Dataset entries
#####

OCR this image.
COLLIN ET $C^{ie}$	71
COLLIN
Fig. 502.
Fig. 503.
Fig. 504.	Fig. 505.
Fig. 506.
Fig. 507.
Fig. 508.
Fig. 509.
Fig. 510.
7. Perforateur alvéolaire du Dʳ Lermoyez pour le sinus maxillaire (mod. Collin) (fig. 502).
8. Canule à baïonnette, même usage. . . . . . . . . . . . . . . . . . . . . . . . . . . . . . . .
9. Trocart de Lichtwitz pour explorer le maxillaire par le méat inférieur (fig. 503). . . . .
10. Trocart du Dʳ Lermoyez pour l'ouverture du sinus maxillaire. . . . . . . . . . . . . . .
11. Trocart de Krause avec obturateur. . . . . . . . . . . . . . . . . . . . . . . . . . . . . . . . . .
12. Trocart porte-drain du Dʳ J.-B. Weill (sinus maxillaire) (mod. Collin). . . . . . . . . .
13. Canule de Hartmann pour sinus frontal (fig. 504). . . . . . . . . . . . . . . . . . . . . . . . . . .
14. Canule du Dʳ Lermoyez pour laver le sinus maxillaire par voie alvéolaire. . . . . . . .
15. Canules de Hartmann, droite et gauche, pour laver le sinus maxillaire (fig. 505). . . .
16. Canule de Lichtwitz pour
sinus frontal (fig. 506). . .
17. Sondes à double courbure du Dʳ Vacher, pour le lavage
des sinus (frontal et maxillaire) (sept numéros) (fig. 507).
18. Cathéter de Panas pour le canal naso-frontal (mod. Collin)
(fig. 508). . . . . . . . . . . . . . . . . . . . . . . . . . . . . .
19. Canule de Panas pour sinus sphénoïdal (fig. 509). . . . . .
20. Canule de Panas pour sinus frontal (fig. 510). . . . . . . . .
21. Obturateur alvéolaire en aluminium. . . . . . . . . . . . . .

#####

◆ **Aim**: The entries above must be returned in full, exactly as shown.

◆ **Response to the task**:
OCR this image.
COLLIN ET $C^{ie}$	71
COLLIN
Fig. 502.
Fig. 503.
Fig. 504.	Fig. 505.
Fig. 506.
Fig. 507.
Fig. 508.
Fig. 509.
Fig. 510.
7. Perforateur alvéolaire du Dʳ Lermoyez pour le sinus maxillaire (mod. Collin) (fig. 502).
8. Canule à baïonnette, même usage. . . . . . . . . . . . . . . . . . . . . . . . . . . . . . . .
9. Trocart de Lichtwitz pour explorer le maxillaire par le méat inférieur (fig. 503). . . . .
10. Trocart du Dʳ Lermoyez pour l'ouverture du sinus maxillaire. . . . . . . . . . . . . . .
11. Trocart de Krause avec obturateur. . . . . . . . . . . . . . . . . . . . . . . . . . . . . . . . . .
12. Trocart porte-drain du Dʳ J.-B. Weill (sinus maxillaire) (mod. Collin). . . . . . . . . .
13. Canule de Hartmann pour sinus frontal (fig. 504). . . . . . . . . . . . . . . . . . . . . . . . . . .
14. Canule du Dʳ Lermoyez pour laver le sinus maxillaire par voie alvéolaire. . . . . . . .
15. Canules de Hartmann, droite et gauche, pour laver le sinus maxillaire (fig. 505). . . .
16. Canule de Lichtwitz pour
sinus frontal (fig. 506). . .
17. Sondes à double courbure du Dʳ Vacher, pour le lavage
des sinus (frontal et maxillaire) (sept numéros) (fig. 507).
18. Cathéter de Panas pour le canal naso-frontal (mod. Collin)
(fig. 508). . . . . . . . . . . . . . . . . . . . . . . . . . . . . .
19. Canule de Panas pour sinus sphénoïdal (fig. 509). . . . . .
20. Canule de Panas pour sinus frontal (fig. 510). . . . . . . . .
21. Obturateur alvéolaire en aluminium. . . . . . . . . . . . . .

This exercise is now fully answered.